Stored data
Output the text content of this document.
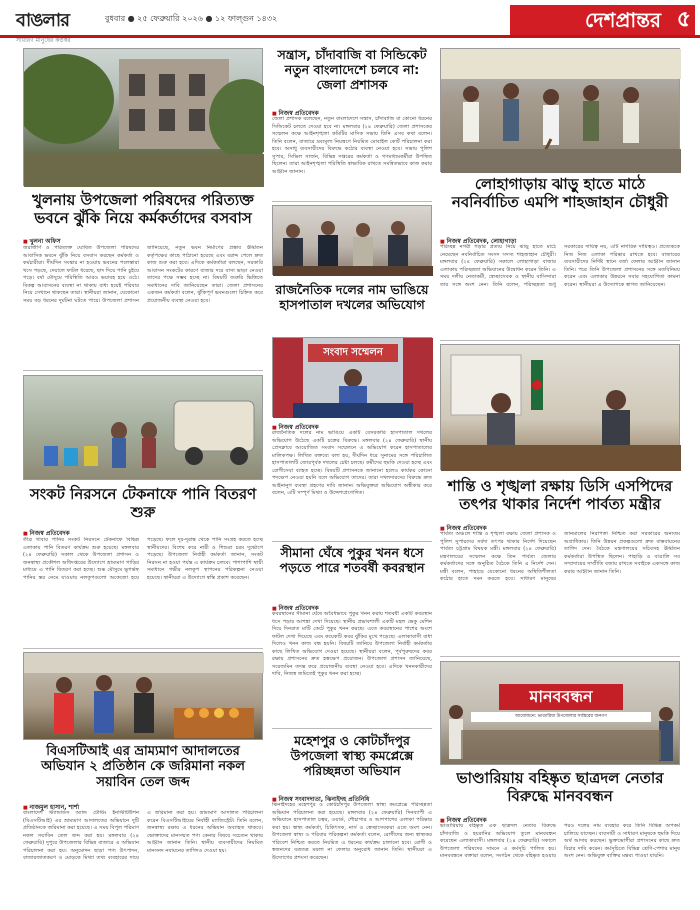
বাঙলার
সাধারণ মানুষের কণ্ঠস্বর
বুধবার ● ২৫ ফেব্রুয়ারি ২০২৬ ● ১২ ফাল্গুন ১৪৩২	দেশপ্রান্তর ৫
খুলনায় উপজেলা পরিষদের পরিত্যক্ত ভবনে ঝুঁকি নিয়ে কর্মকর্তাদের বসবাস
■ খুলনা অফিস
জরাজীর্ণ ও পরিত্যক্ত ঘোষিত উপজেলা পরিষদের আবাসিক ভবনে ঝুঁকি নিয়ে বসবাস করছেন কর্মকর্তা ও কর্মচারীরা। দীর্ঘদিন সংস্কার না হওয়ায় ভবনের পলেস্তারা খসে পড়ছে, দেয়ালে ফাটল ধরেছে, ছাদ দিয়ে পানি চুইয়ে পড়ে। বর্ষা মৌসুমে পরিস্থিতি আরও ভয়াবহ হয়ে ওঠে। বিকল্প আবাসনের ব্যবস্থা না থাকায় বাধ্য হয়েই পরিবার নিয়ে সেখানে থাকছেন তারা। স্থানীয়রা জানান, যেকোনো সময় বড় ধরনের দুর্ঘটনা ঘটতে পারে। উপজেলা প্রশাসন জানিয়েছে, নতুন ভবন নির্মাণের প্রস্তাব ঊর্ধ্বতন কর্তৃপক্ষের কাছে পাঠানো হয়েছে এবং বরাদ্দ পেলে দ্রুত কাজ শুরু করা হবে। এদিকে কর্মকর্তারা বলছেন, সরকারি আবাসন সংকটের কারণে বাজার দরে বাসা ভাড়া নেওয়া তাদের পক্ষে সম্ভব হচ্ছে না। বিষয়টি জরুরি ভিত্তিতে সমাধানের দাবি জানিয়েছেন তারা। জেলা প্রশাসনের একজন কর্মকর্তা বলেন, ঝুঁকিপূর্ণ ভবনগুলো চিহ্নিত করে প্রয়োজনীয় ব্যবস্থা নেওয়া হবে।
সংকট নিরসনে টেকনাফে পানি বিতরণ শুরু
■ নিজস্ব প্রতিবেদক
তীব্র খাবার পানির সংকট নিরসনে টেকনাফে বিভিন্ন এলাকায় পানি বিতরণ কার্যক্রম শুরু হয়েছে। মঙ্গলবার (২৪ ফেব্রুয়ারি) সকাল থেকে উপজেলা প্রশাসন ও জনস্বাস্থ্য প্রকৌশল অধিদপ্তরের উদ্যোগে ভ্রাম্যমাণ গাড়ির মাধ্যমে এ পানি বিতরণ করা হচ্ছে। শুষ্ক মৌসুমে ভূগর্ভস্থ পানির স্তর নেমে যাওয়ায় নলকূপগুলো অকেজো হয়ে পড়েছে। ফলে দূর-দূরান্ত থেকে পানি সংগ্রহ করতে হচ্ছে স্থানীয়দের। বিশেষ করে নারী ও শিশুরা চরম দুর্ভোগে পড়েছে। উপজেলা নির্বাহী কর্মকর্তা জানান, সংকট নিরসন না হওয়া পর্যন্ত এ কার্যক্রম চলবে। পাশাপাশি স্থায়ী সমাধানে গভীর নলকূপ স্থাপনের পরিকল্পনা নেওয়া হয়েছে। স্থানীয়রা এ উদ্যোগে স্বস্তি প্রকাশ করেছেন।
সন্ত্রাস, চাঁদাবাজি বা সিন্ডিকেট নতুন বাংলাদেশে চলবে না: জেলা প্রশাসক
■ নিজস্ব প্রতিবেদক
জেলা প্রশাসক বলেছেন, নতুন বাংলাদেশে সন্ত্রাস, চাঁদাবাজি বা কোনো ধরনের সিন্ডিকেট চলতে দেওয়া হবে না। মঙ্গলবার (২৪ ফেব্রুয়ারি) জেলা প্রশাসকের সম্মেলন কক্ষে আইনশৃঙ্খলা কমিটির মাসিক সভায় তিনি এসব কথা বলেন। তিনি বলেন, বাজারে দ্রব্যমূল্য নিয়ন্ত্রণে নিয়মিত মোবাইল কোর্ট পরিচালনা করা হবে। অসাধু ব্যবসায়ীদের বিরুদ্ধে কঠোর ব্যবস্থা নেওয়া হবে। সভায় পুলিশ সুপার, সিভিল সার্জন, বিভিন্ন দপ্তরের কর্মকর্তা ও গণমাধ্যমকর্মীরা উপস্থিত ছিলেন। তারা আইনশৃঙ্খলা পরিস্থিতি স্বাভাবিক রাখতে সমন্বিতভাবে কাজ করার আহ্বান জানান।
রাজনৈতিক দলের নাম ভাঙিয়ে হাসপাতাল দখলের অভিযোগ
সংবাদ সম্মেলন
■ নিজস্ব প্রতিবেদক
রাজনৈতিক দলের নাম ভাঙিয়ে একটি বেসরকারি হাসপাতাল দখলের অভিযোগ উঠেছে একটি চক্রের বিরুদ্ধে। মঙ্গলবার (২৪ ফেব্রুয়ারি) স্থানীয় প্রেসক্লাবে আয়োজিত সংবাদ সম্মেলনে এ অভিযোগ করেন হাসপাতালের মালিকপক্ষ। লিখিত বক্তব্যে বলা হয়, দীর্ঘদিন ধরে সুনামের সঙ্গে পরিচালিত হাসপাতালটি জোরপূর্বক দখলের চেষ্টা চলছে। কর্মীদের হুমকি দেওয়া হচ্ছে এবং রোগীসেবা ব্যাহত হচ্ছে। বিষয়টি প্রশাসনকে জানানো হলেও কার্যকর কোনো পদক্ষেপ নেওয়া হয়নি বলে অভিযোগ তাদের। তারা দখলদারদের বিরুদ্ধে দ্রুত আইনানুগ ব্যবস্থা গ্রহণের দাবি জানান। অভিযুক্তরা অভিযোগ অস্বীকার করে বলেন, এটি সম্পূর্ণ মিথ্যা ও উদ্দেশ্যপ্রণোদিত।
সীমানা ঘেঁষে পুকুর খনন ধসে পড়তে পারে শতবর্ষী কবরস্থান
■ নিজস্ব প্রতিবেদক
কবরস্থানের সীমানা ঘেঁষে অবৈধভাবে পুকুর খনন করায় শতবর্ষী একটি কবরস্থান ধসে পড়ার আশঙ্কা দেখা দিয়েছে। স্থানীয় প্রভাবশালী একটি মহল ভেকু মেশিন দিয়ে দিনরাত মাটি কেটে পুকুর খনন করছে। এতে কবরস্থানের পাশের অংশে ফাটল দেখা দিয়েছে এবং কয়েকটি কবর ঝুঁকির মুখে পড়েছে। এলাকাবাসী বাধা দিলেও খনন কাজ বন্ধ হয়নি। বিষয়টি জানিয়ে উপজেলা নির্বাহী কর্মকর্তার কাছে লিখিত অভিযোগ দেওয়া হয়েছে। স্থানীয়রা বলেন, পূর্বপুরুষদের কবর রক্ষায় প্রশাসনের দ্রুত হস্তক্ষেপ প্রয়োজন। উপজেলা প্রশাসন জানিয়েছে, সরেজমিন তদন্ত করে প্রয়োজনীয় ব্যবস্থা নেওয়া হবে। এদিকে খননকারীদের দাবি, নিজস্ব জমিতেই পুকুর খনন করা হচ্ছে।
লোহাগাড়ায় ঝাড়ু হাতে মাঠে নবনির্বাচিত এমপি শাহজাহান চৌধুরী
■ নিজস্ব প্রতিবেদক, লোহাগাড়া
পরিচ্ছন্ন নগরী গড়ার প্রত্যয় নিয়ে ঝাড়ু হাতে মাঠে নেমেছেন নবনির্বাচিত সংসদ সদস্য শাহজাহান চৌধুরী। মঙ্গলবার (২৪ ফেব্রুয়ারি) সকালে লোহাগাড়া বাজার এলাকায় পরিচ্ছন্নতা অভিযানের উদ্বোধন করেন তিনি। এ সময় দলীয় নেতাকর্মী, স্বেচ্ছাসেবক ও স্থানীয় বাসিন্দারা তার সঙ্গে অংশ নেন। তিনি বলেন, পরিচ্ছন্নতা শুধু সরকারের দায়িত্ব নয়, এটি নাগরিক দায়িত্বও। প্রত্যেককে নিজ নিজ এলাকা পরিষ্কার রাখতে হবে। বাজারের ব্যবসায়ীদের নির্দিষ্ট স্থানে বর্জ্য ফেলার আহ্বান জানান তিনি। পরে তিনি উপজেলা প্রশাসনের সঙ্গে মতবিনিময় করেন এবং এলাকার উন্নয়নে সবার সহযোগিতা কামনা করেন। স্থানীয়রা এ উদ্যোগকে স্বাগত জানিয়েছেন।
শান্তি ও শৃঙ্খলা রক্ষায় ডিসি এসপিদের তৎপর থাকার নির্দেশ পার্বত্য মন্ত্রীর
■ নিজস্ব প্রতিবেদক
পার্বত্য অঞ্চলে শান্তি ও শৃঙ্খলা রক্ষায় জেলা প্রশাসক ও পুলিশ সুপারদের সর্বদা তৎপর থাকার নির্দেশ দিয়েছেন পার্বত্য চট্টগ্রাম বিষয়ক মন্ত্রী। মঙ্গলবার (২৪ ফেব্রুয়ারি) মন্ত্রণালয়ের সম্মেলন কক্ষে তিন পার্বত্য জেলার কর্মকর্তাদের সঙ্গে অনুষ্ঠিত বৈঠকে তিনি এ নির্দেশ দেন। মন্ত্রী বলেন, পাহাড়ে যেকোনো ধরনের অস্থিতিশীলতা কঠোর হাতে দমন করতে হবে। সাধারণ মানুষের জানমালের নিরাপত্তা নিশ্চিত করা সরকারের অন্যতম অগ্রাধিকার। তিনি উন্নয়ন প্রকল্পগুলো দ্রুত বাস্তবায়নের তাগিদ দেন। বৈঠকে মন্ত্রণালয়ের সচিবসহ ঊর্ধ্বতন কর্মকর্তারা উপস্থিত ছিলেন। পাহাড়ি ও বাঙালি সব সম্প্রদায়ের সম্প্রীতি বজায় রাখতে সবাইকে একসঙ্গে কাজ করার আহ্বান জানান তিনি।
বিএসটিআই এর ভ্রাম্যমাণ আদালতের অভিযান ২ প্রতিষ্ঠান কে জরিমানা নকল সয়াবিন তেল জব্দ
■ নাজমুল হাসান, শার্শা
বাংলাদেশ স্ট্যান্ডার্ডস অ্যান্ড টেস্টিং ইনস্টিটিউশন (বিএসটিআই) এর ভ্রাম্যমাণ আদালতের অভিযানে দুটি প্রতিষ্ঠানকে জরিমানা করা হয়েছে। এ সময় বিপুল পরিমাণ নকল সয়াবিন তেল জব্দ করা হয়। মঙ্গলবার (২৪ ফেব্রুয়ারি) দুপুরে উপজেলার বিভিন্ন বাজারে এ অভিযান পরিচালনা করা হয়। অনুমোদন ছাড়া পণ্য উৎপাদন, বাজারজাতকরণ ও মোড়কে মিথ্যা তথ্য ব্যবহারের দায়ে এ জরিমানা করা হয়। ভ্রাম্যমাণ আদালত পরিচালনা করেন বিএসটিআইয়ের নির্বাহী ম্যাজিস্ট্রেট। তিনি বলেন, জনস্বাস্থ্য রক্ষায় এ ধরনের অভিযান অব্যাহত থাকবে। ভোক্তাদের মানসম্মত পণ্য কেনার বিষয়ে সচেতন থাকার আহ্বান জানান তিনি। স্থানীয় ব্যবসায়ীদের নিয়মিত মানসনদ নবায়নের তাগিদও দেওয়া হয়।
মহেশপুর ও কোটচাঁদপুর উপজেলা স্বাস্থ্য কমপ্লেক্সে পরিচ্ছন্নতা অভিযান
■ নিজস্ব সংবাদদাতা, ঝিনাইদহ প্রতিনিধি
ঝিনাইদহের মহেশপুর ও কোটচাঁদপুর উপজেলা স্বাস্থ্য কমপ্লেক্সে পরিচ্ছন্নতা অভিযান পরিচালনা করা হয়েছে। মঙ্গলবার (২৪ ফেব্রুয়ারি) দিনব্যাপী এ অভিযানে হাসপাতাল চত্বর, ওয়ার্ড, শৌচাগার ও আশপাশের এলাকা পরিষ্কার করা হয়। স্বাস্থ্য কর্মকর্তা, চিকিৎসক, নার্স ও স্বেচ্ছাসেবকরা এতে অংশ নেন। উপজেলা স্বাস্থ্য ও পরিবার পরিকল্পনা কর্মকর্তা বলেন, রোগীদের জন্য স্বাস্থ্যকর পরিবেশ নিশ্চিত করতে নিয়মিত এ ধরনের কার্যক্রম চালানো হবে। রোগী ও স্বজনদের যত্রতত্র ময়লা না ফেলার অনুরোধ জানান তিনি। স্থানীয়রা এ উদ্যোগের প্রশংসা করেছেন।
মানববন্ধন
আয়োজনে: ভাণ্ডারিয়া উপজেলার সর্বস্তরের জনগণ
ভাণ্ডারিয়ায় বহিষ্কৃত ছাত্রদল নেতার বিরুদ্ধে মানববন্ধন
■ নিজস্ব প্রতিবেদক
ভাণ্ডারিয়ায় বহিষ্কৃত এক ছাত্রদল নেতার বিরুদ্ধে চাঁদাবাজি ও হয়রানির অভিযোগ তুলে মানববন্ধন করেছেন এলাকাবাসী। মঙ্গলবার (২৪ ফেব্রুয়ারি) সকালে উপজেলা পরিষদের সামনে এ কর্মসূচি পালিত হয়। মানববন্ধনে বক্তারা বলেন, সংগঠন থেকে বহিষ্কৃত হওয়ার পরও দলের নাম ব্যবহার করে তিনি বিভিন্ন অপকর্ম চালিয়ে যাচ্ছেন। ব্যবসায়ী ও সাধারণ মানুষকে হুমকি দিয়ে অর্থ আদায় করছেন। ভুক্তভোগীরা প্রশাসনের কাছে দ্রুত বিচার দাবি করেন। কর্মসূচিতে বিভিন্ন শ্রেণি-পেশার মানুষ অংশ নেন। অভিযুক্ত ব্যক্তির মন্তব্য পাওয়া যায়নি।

§ Work to do
Return, from the data, each line that has the word "কবরস" in it.

§ Task response
সীমানা ঘেঁষে পুকুর খনন ধসে পড়তে পারে শতবর্ষী কবরস্থান
কবরস্থানের সীমানা ঘেঁষে অবৈধভাবে পুকুর খনন করায় শতবর্ষী একটি কবরস্থান ধসে পড়ার আশঙ্কা দেখা দিয়েছে। স্থানীয় প্রভাবশালী একটি মহল ভেকু মেশিন দিয়ে দিনরাত মাটি কেটে পুকুর খনন করছে। এতে কবরস্থানের পাশের অংশে ফাটল দেখা দিয়েছে এবং কয়েকটি কবর ঝুঁকির মুখে পড়েছে। এলাকাবাসী বাধা দিলেও খনন কাজ বন্ধ হয়নি। বিষয়টি জানিয়ে উপজেলা নির্বাহী কর্মকর্তার কাছে লিখিত অভিযোগ দেওয়া হয়েছে। স্থানীয়রা বলেন, পূর্বপুরুষদের কবর রক্ষায় প্রশাসনের দ্রুত হস্তক্ষেপ প্রয়োজন। উপজেলা প্রশাসন জানিয়েছে, সরেজমিন তদন্ত করে প্রয়োজনীয় ব্যবস্থা নেওয়া হবে। এদিকে খননকারীদের দাবি, নিজস্ব জমিতেই পুকুর খনন করা হচ্ছে।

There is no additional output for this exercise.